— START —

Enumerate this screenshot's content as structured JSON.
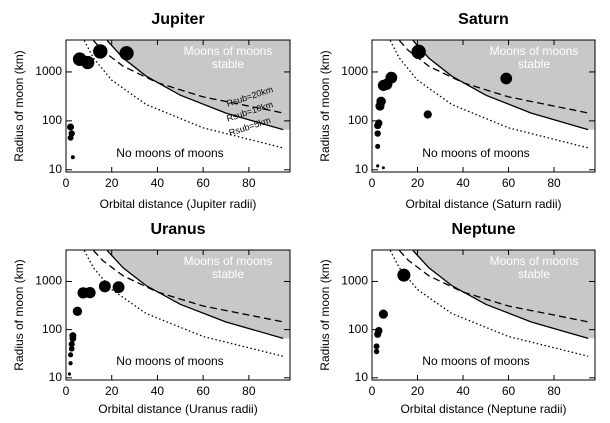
{
  "chart_data": [
    {
      "type": "scatter",
      "title": "Jupiter",
      "xlabel": "Orbital distance (Jupiter radii)",
      "ylabel": "Radius of moon (km)",
      "xlim": [
        0,
        98
      ],
      "xticks": [
        0,
        20,
        40,
        60,
        80
      ],
      "ylim": [
        9,
        4500
      ],
      "yticks": [
        10,
        100,
        1000
      ],
      "log_y": true,
      "points": {
        "color": "#000000",
        "x": [
          3,
          2,
          2.5,
          2,
          6,
          9.5,
          15,
          26.5
        ],
        "values": [
          18,
          45,
          55,
          75,
          1820,
          1560,
          2630,
          2410
        ]
      },
      "shade_color": "#c8c8c8",
      "curves": [
        {
          "style": "dashed",
          "color": "#000000",
          "x": [
            12,
            16,
            25,
            40,
            60,
            95
          ],
          "values": [
            4400,
            2740,
            1310,
            603,
            309,
            145
          ]
        },
        {
          "style": "solid",
          "color": "#000000",
          "x": [
            18,
            25,
            35,
            50,
            70,
            95
          ],
          "values": [
            4400,
            1920,
            824,
            335,
            144,
            66
          ]
        },
        {
          "style": "dotted",
          "color": "#000000",
          "x": [
            8,
            12,
            20,
            35,
            60,
            95
          ],
          "values": [
            4400,
            1925,
            680,
            217,
            72,
            28
          ]
        }
      ],
      "annotations": {
        "stable": [
          "Moons of moons",
          "stable"
        ],
        "unstable": "No moons of moons",
        "curve_labels": [
          "Rsub=20km",
          "Rsub=10km",
          "Rsub=5km"
        ]
      }
    },
    {
      "type": "scatter",
      "title": "Saturn",
      "xlabel": "Orbital distance (Saturn radii)",
      "ylabel": "Radius of moon (km)",
      "xlim": [
        0,
        98
      ],
      "xticks": [
        0,
        20,
        40,
        60,
        80
      ],
      "ylim": [
        9,
        4500
      ],
      "yticks": [
        10,
        100,
        1000
      ],
      "log_y": true,
      "points": {
        "color": "#000000",
        "x": [
          2.5,
          5,
          2.5,
          2.5,
          3,
          2.5,
          3.5,
          4,
          5,
          6.5,
          8.5,
          20.5,
          24.5,
          59
        ],
        "values": [
          12,
          11,
          30,
          55,
          90,
          80,
          200,
          250,
          530,
          560,
          765,
          2575,
          135,
          735
        ]
      },
      "shade_color": "#c8c8c8",
      "curves": [
        {
          "style": "dashed",
          "color": "#000000",
          "x": [
            12,
            16,
            25,
            40,
            60,
            95
          ],
          "values": [
            4400,
            2740,
            1310,
            603,
            309,
            145
          ]
        },
        {
          "style": "solid",
          "color": "#000000",
          "x": [
            18,
            25,
            35,
            50,
            70,
            95
          ],
          "values": [
            4400,
            1920,
            824,
            335,
            144,
            66
          ]
        },
        {
          "style": "dotted",
          "color": "#000000",
          "x": [
            8,
            12,
            20,
            35,
            60,
            95
          ],
          "values": [
            4400,
            1925,
            680,
            217,
            72,
            28
          ]
        }
      ],
      "annotations": {
        "stable": [
          "Moons of moons",
          "stable"
        ],
        "unstable": "No moons of moons"
      }
    },
    {
      "type": "scatter",
      "title": "Uranus",
      "xlabel": "Orbital distance (Uranus radii)",
      "ylabel": "Radius of moon (km)",
      "xlim": [
        0,
        98
      ],
      "xticks": [
        0,
        20,
        40,
        60,
        80
      ],
      "ylim": [
        9,
        4500
      ],
      "yticks": [
        10,
        100,
        1000
      ],
      "log_y": true,
      "points": {
        "color": "#000000",
        "x": [
          1.5,
          2,
          2,
          2.5,
          2.5,
          3,
          3,
          5,
          7.5,
          10.5,
          17,
          23
        ],
        "values": [
          12,
          20,
          30,
          40,
          50,
          65,
          75,
          240,
          580,
          585,
          790,
          760
        ]
      },
      "shade_color": "#c8c8c8",
      "curves": [
        {
          "style": "dashed",
          "color": "#000000",
          "x": [
            12,
            16,
            25,
            40,
            60,
            95
          ],
          "values": [
            4400,
            2740,
            1310,
            603,
            309,
            145
          ]
        },
        {
          "style": "solid",
          "color": "#000000",
          "x": [
            18,
            25,
            35,
            50,
            70,
            95
          ],
          "values": [
            4400,
            1920,
            824,
            335,
            144,
            66
          ]
        },
        {
          "style": "dotted",
          "color": "#000000",
          "x": [
            8,
            12,
            20,
            35,
            60,
            95
          ],
          "values": [
            4400,
            1925,
            680,
            217,
            72,
            28
          ]
        }
      ],
      "annotations": {
        "stable": [
          "Moons of moons",
          "stable"
        ],
        "unstable": "No moons of moons"
      }
    },
    {
      "type": "scatter",
      "title": "Neptune",
      "xlabel": "Orbital distance (Neptune radii)",
      "ylabel": "Radius of moon (km)",
      "xlim": [
        0,
        98
      ],
      "xticks": [
        0,
        20,
        40,
        60,
        80
      ],
      "ylim": [
        9,
        4500
      ],
      "yticks": [
        10,
        100,
        1000
      ],
      "log_y": true,
      "points": {
        "color": "#000000",
        "x": [
          2,
          2,
          2.5,
          3,
          5,
          14
        ],
        "values": [
          35,
          45,
          80,
          95,
          210,
          1353
        ]
      },
      "shade_color": "#c8c8c8",
      "curves": [
        {
          "style": "dashed",
          "color": "#000000",
          "x": [
            12,
            16,
            25,
            40,
            60,
            95
          ],
          "values": [
            4400,
            2740,
            1310,
            603,
            309,
            145
          ]
        },
        {
          "style": "solid",
          "color": "#000000",
          "x": [
            18,
            25,
            35,
            50,
            70,
            95
          ],
          "values": [
            4400,
            1920,
            824,
            335,
            144,
            66
          ]
        },
        {
          "style": "dotted",
          "color": "#000000",
          "x": [
            8,
            12,
            20,
            35,
            60,
            95
          ],
          "values": [
            4400,
            1925,
            680,
            217,
            72,
            28
          ]
        }
      ],
      "annotations": {
        "stable": [
          "Moons of moons",
          "stable"
        ],
        "unstable": "No moons of moons"
      }
    }
  ]
}
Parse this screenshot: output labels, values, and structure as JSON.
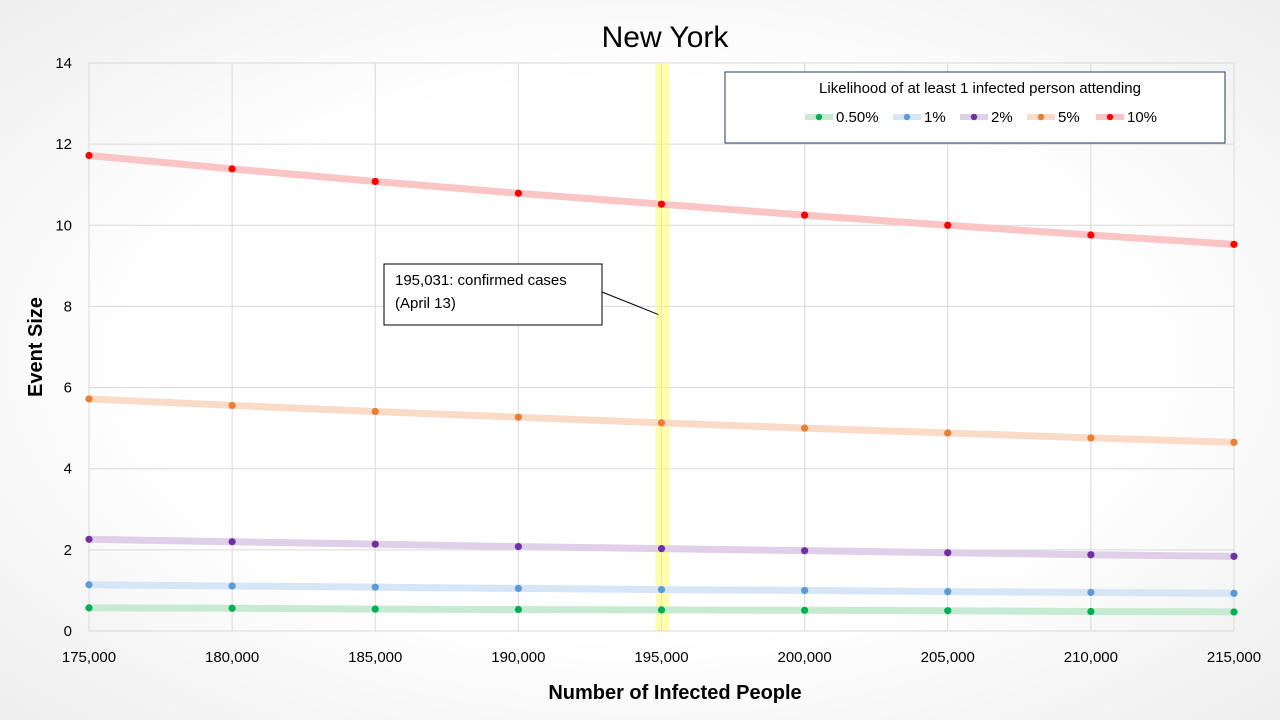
{
  "chart_data": {
    "type": "line",
    "title": "New York",
    "xlabel": "Number of Infected People",
    "ylabel": "Event Size",
    "xlim": [
      175000,
      215000
    ],
    "ylim": [
      0,
      14
    ],
    "x": [
      175000,
      180000,
      185000,
      190000,
      195000,
      200000,
      205000,
      210000,
      215000
    ],
    "x_tick_labels": [
      "175,000",
      "180,000",
      "185,000",
      "190,000",
      "195,000",
      "200,000",
      "205,000",
      "210,000",
      "215,000"
    ],
    "y_ticks": [
      0,
      2,
      4,
      6,
      8,
      10,
      12,
      14
    ],
    "y_tick_labels": [
      "0",
      "2",
      "4",
      "6",
      "8",
      "10",
      "12",
      "14"
    ],
    "grid": true,
    "legend": {
      "title": "Likelihood of at least 1 infected person attending",
      "placement": "top-right"
    },
    "series": [
      {
        "name": "0.50%",
        "marker_color": "#00b050",
        "line_color": "#c6ebd2",
        "values": [
          0.57,
          0.56,
          0.54,
          0.53,
          0.52,
          0.51,
          0.5,
          0.48,
          0.47
        ]
      },
      {
        "name": "1%",
        "marker_color": "#5b9bd5",
        "line_color": "#d6e6f6",
        "values": [
          1.14,
          1.11,
          1.08,
          1.05,
          1.02,
          1.0,
          0.97,
          0.95,
          0.93
        ]
      },
      {
        "name": "2%",
        "marker_color": "#7030a0",
        "line_color": "#dfcfe9",
        "values": [
          2.26,
          2.2,
          2.14,
          2.08,
          2.03,
          1.98,
          1.93,
          1.88,
          1.84
        ]
      },
      {
        "name": "5%",
        "marker_color": "#ed7d31",
        "line_color": "#fadbc8",
        "values": [
          5.72,
          5.56,
          5.41,
          5.27,
          5.13,
          5.0,
          4.88,
          4.76,
          4.65
        ]
      },
      {
        "name": "10%",
        "marker_color": "#ff0000",
        "line_color": "#fbc5c5",
        "values": [
          11.72,
          11.39,
          11.08,
          10.79,
          10.52,
          10.25,
          10.0,
          9.76,
          9.53
        ]
      }
    ],
    "highlight": {
      "x": 195031,
      "color": "#ffff66"
    },
    "annotations": [
      {
        "line1": "195,031: confirmed cases",
        "line2": "(April 13)",
        "x": 195031,
        "y": 7.8
      }
    ]
  }
}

— END —

## YOUR OBJECTIVE
Gather all lines from the records above in which "distance" appears.

## COMPLETED TASK
      "xlabel": "Orbital distance (Jupiter radii)",
      "xlabel": "Orbital distance (Saturn radii)",
      "xlabel": "Orbital distance (Uranus radii)",
      "xlabel": "Orbital distance (Neptune radii)",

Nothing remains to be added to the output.